Exercise
Leave out any picture and return the remaining listing below exactly as given.

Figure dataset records
※ ※ ※

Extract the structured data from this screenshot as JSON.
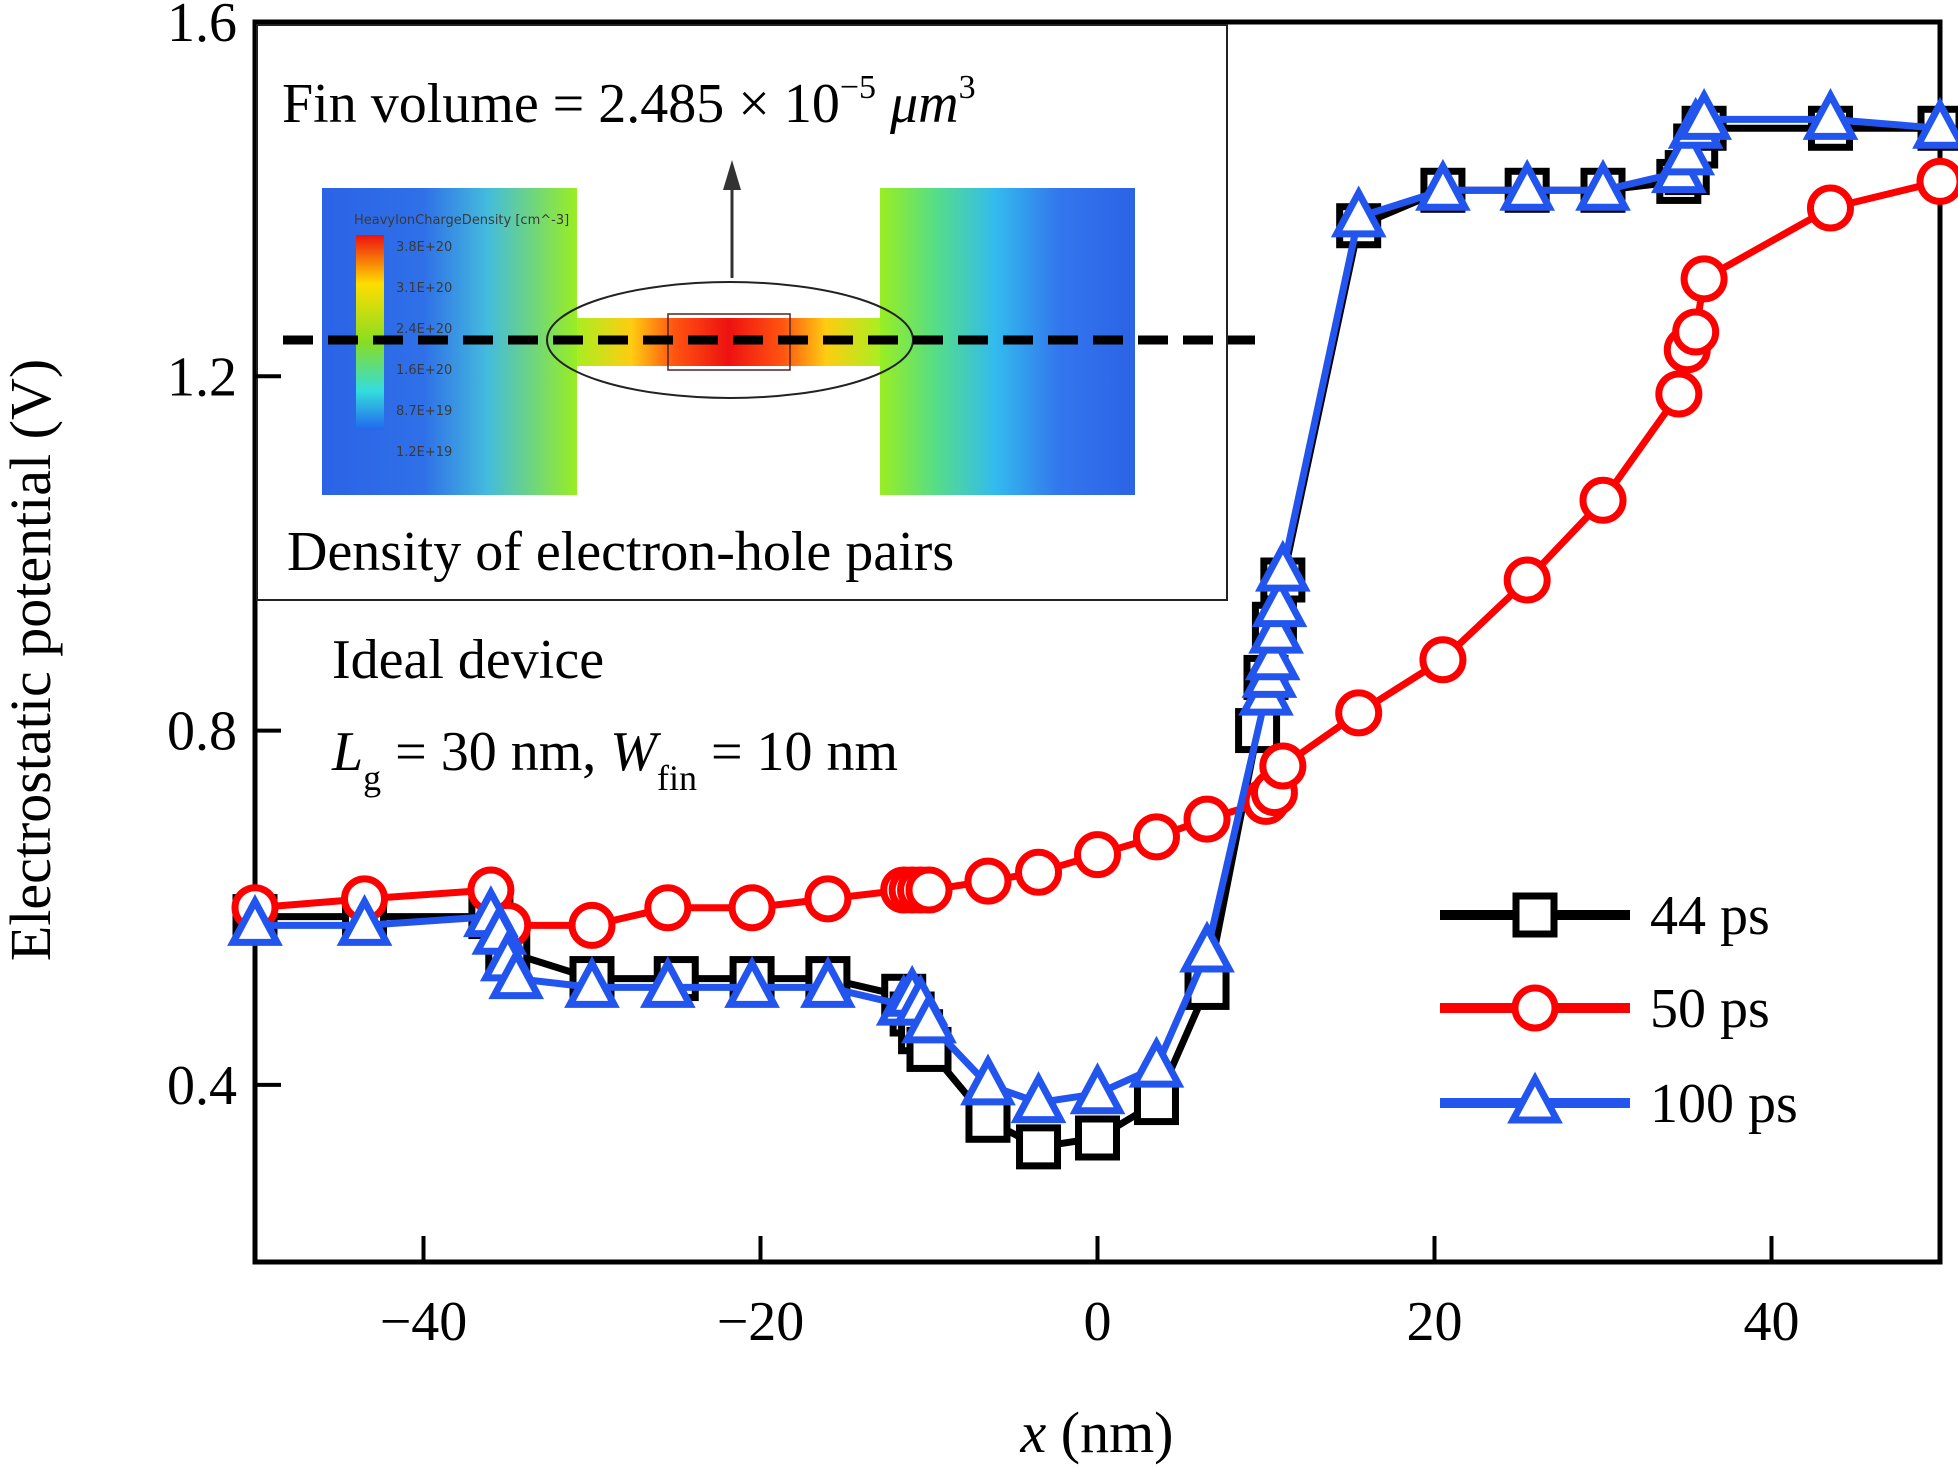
{
  "chart_data": {
    "type": "line",
    "title": "",
    "xlabel": "x (nm)",
    "xlabel_var": "x",
    "xlabel_unit": "(nm)",
    "ylabel": "Electrostatic potential (V)",
    "xlim": [
      -50,
      50
    ],
    "ylim": [
      0.2,
      1.6
    ],
    "xticks": [
      -40,
      -20,
      0,
      20,
      40
    ],
    "xtick_labels": [
      "−40",
      "−20",
      "0",
      "20",
      "40"
    ],
    "yticks": [
      0.4,
      0.8,
      1.2,
      1.6
    ],
    "ytick_labels": [
      "0.4",
      "0.8",
      "1.2",
      "1.6"
    ],
    "grid": false,
    "legend_position": "bottom-right",
    "series": [
      {
        "name": "44 ps",
        "color": "#000000",
        "marker": "square",
        "x": [
          -50,
          -43.5,
          -36,
          -35,
          -30,
          -25,
          -20.5,
          -16,
          -11.5,
          -11,
          -10.5,
          -10,
          -6.5,
          -3.5,
          0,
          3.5,
          6.5,
          9.5,
          10,
          10.5,
          11,
          15.5,
          20.5,
          25.5,
          30,
          34.5,
          35,
          35.5,
          36,
          43.5,
          50
        ],
        "y": [
          0.59,
          0.59,
          0.59,
          0.55,
          0.52,
          0.52,
          0.52,
          0.52,
          0.5,
          0.48,
          0.46,
          0.44,
          0.36,
          0.33,
          0.34,
          0.38,
          0.51,
          0.8,
          0.86,
          0.92,
          0.97,
          1.37,
          1.41,
          1.41,
          1.41,
          1.42,
          1.43,
          1.46,
          1.48,
          1.48,
          1.48
        ]
      },
      {
        "name": "50 ps",
        "color": "#ff0000",
        "marker": "circle",
        "x": [
          -50,
          -43.5,
          -36,
          -35,
          -30,
          -25.5,
          -20.5,
          -16,
          -11.5,
          -11,
          -10.5,
          -10,
          -6.5,
          -3.5,
          0,
          3.5,
          6.5,
          10,
          10.5,
          11,
          15.5,
          20.5,
          25.5,
          30,
          34.5,
          35,
          35.5,
          36,
          43.5,
          50
        ],
        "y": [
          0.6,
          0.61,
          0.62,
          0.58,
          0.58,
          0.6,
          0.6,
          0.61,
          0.62,
          0.62,
          0.62,
          0.62,
          0.63,
          0.64,
          0.66,
          0.68,
          0.7,
          0.72,
          0.73,
          0.76,
          0.82,
          0.88,
          0.97,
          1.06,
          1.18,
          1.23,
          1.25,
          1.31,
          1.39,
          1.42
        ]
      },
      {
        "name": "100 ps",
        "color": "#2255ee",
        "marker": "triangle",
        "x": [
          -50,
          -43.5,
          -36,
          -35.5,
          -35,
          -34.5,
          -30,
          -25.5,
          -20.5,
          -16,
          -11.5,
          -11,
          -10.5,
          -10,
          -6.5,
          -3.5,
          0,
          3.5,
          6.5,
          10,
          10.2,
          10.4,
          10.6,
          10.8,
          11,
          15.5,
          20.5,
          25.5,
          30,
          34.5,
          35,
          35.5,
          36,
          43.5,
          50
        ],
        "y": [
          0.58,
          0.58,
          0.59,
          0.57,
          0.54,
          0.52,
          0.51,
          0.51,
          0.51,
          0.51,
          0.49,
          0.5,
          0.49,
          0.47,
          0.4,
          0.38,
          0.39,
          0.42,
          0.55,
          0.84,
          0.86,
          0.88,
          0.91,
          0.94,
          0.98,
          1.38,
          1.41,
          1.41,
          1.41,
          1.43,
          1.45,
          1.48,
          1.49,
          1.49,
          1.48
        ]
      }
    ],
    "annotations": {
      "inset_title": "Fin volume = 2.485 × 10",
      "inset_exp": "−5",
      "inset_unit": "μm",
      "inset_unit_exp": "3",
      "inset_caption": "Density of electron-hole pairs",
      "colorbar_title": "HeavyIonChargeDensity [cm^-3]",
      "colorbar_ticks": [
        "3.8E+20",
        "3.1E+20",
        "2.4E+20",
        "1.6E+20",
        "8.7E+19",
        "1.2E+19"
      ],
      "device_label": "Ideal device",
      "param_lg_sym": "L",
      "param_lg_sub": "g",
      "param_lg_val": " = 30 nm, ",
      "param_w_sym": "W",
      "param_w_sub": "fin",
      "param_w_val": " = 10 nm"
    }
  }
}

※ ※ ※

Answer to the problem
Extract the structured data from this screenshot as JSON.
{
  "chart_data": {
    "type": "line",
    "title": "",
    "xlabel": "x (nm)",
    "xlabel_var": "x",
    "xlabel_unit": "(nm)",
    "ylabel": "Electrostatic potential (V)",
    "xlim": [
      -50,
      50
    ],
    "ylim": [
      0.2,
      1.6
    ],
    "xticks": [
      -40,
      -20,
      0,
      20,
      40
    ],
    "xtick_labels": [
      "−40",
      "−20",
      "0",
      "20",
      "40"
    ],
    "yticks": [
      0.4,
      0.8,
      1.2,
      1.6
    ],
    "ytick_labels": [
      "0.4",
      "0.8",
      "1.2",
      "1.6"
    ],
    "grid": false,
    "legend_position": "bottom-right",
    "series": [
      {
        "name": "44 ps",
        "color": "#000000",
        "marker": "square",
        "x": [
          -50,
          -43.5,
          -36,
          -35,
          -30,
          -25,
          -20.5,
          -16,
          -11.5,
          -11,
          -10.5,
          -10,
          -6.5,
          -3.5,
          0,
          3.5,
          6.5,
          9.5,
          10,
          10.5,
          11,
          15.5,
          20.5,
          25.5,
          30,
          34.5,
          35,
          35.5,
          36,
          43.5,
          50
        ],
        "y": [
          0.59,
          0.59,
          0.59,
          0.55,
          0.52,
          0.52,
          0.52,
          0.52,
          0.5,
          0.48,
          0.46,
          0.44,
          0.36,
          0.33,
          0.34,
          0.38,
          0.51,
          0.8,
          0.86,
          0.92,
          0.97,
          1.37,
          1.41,
          1.41,
          1.41,
          1.42,
          1.43,
          1.46,
          1.48,
          1.48,
          1.48
        ]
      },
      {
        "name": "50 ps",
        "color": "#ff0000",
        "marker": "circle",
        "x": [
          -50,
          -43.5,
          -36,
          -35,
          -30,
          -25.5,
          -20.5,
          -16,
          -11.5,
          -11,
          -10.5,
          -10,
          -6.5,
          -3.5,
          0,
          3.5,
          6.5,
          10,
          10.5,
          11,
          15.5,
          20.5,
          25.5,
          30,
          34.5,
          35,
          35.5,
          36,
          43.5,
          50
        ],
        "y": [
          0.6,
          0.61,
          0.62,
          0.58,
          0.58,
          0.6,
          0.6,
          0.61,
          0.62,
          0.62,
          0.62,
          0.62,
          0.63,
          0.64,
          0.66,
          0.68,
          0.7,
          0.72,
          0.73,
          0.76,
          0.82,
          0.88,
          0.97,
          1.06,
          1.18,
          1.23,
          1.25,
          1.31,
          1.39,
          1.42
        ]
      },
      {
        "name": "100 ps",
        "color": "#2255ee",
        "marker": "triangle",
        "x": [
          -50,
          -43.5,
          -36,
          -35.5,
          -35,
          -34.5,
          -30,
          -25.5,
          -20.5,
          -16,
          -11.5,
          -11,
          -10.5,
          -10,
          -6.5,
          -3.5,
          0,
          3.5,
          6.5,
          10,
          10.2,
          10.4,
          10.6,
          10.8,
          11,
          15.5,
          20.5,
          25.5,
          30,
          34.5,
          35,
          35.5,
          36,
          43.5,
          50
        ],
        "y": [
          0.58,
          0.58,
          0.59,
          0.57,
          0.54,
          0.52,
          0.51,
          0.51,
          0.51,
          0.51,
          0.49,
          0.5,
          0.49,
          0.47,
          0.4,
          0.38,
          0.39,
          0.42,
          0.55,
          0.84,
          0.86,
          0.88,
          0.91,
          0.94,
          0.98,
          1.38,
          1.41,
          1.41,
          1.41,
          1.43,
          1.45,
          1.48,
          1.49,
          1.49,
          1.48
        ]
      }
    ],
    "annotations": {
      "inset_title": "Fin volume = 2.485 × 10",
      "inset_exp": "−5",
      "inset_unit": "μm",
      "inset_unit_exp": "3",
      "inset_caption": "Density of electron-hole pairs",
      "colorbar_title": "HeavyIonChargeDensity [cm^-3]",
      "colorbar_ticks": [
        "3.8E+20",
        "3.1E+20",
        "2.4E+20",
        "1.6E+20",
        "8.7E+19",
        "1.2E+19"
      ],
      "device_label": "Ideal device",
      "param_lg_sym": "L",
      "param_lg_sub": "g",
      "param_lg_val": " = 30 nm, ",
      "param_w_sym": "W",
      "param_w_sub": "fin",
      "param_w_val": " = 10 nm"
    }
  }
}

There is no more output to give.